*Your goal*:
Can you reproduce all of the records below word for word, leaving the pictures out?

Records of where elements appear
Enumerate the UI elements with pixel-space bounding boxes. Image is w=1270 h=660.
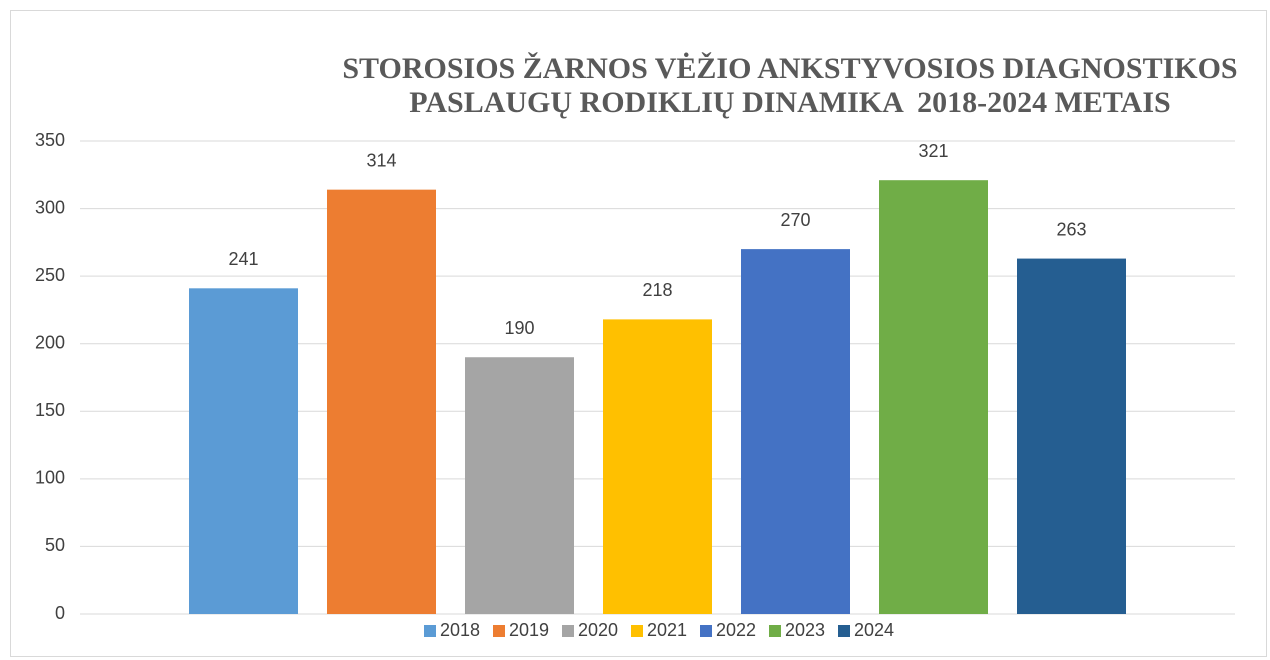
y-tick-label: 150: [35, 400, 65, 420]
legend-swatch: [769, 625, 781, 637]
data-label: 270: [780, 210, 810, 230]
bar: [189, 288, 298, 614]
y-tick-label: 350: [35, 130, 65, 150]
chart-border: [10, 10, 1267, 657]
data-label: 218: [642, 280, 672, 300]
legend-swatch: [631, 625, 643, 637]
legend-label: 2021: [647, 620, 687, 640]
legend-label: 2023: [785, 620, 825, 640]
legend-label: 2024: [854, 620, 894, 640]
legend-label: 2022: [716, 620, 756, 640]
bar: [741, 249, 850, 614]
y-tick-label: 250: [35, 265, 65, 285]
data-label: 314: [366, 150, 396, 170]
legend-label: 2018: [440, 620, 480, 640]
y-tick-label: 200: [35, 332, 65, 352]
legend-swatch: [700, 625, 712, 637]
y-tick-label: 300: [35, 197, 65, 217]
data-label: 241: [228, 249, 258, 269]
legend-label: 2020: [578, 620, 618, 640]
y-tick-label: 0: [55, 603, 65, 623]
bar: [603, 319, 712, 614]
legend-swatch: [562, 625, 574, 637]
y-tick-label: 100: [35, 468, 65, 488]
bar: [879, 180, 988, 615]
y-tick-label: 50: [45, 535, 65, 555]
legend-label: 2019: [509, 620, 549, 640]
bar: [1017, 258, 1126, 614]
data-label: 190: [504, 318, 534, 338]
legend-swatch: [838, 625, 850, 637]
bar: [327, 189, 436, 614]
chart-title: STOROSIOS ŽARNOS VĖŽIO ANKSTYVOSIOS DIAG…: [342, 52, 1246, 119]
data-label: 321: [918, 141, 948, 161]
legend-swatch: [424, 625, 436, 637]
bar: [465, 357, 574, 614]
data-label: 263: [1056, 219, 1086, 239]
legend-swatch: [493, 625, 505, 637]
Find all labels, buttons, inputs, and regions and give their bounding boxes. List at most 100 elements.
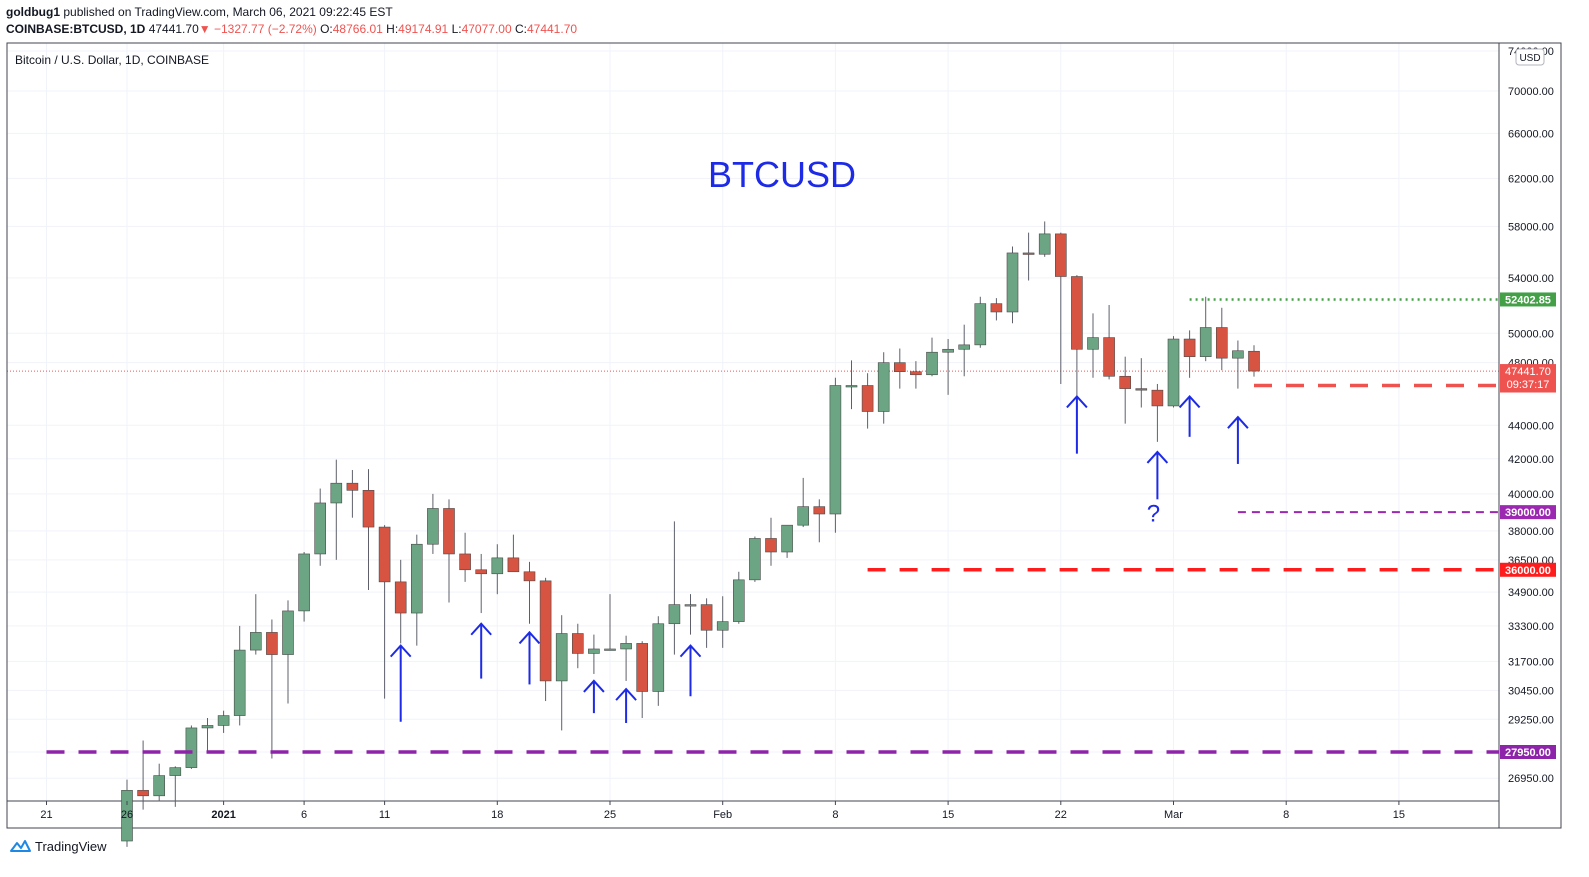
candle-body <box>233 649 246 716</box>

*Exercise response*:
Enumerate the UI elements with pixel-space bounding boxes. Image is w=1270 h=660.
y-tick-label: 150: [35, 400, 65, 420]
legend-swatch: [769, 625, 781, 637]
data-label: 270: [780, 210, 810, 230]
bar: [189, 288, 298, 614]
y-tick-label: 350: [35, 130, 65, 150]
chart-border: [10, 10, 1267, 657]
data-label: 218: [642, 280, 672, 300]
legend-swatch: [631, 625, 643, 637]
legend-label: 2021: [647, 620, 687, 640]
legend-label: 2023: [785, 620, 825, 640]
legend-label: 2024: [854, 620, 894, 640]
legend-label: 2022: [716, 620, 756, 640]
bar: [741, 249, 850, 614]
y-tick-label: 250: [35, 265, 65, 285]
data-label: 314: [366, 150, 396, 170]
legend-label: 2018: [440, 620, 480, 640]
y-tick-label: 200: [35, 332, 65, 352]
legend-swatch: [700, 625, 712, 637]
y-tick-label: 300: [35, 197, 65, 217]
data-label: 241: [228, 249, 258, 269]
legend-label: 2020: [578, 620, 618, 640]
y-tick-label: 0: [55, 603, 65, 623]
bar: [603, 319, 712, 614]
legend-swatch: [562, 625, 574, 637]
y-tick-label: 100: [35, 468, 65, 488]
bar: [879, 180, 988, 615]
y-tick-label: 50: [45, 535, 65, 555]
legend-label: 2019: [509, 620, 549, 640]
bar: [1017, 258, 1126, 614]
data-label: 190: [504, 318, 534, 338]
legend-swatch: [838, 625, 850, 637]
bar: [327, 189, 436, 614]
chart-title: STOROSIOS ŽARNOS VĖŽIO ANKSTYVOSIOS DIAG…: [342, 52, 1246, 119]
data-label: 321: [918, 141, 948, 161]
legend-swatch: [424, 625, 436, 637]
bar: [465, 357, 574, 614]
data-label: 263: [1056, 219, 1086, 239]
legend-swatch: [493, 625, 505, 637]
Find all labels, buttons, inputs, and regions and give their bounding boxes. List at most 100 elements.
candle-body <box>233 649 246 716</box>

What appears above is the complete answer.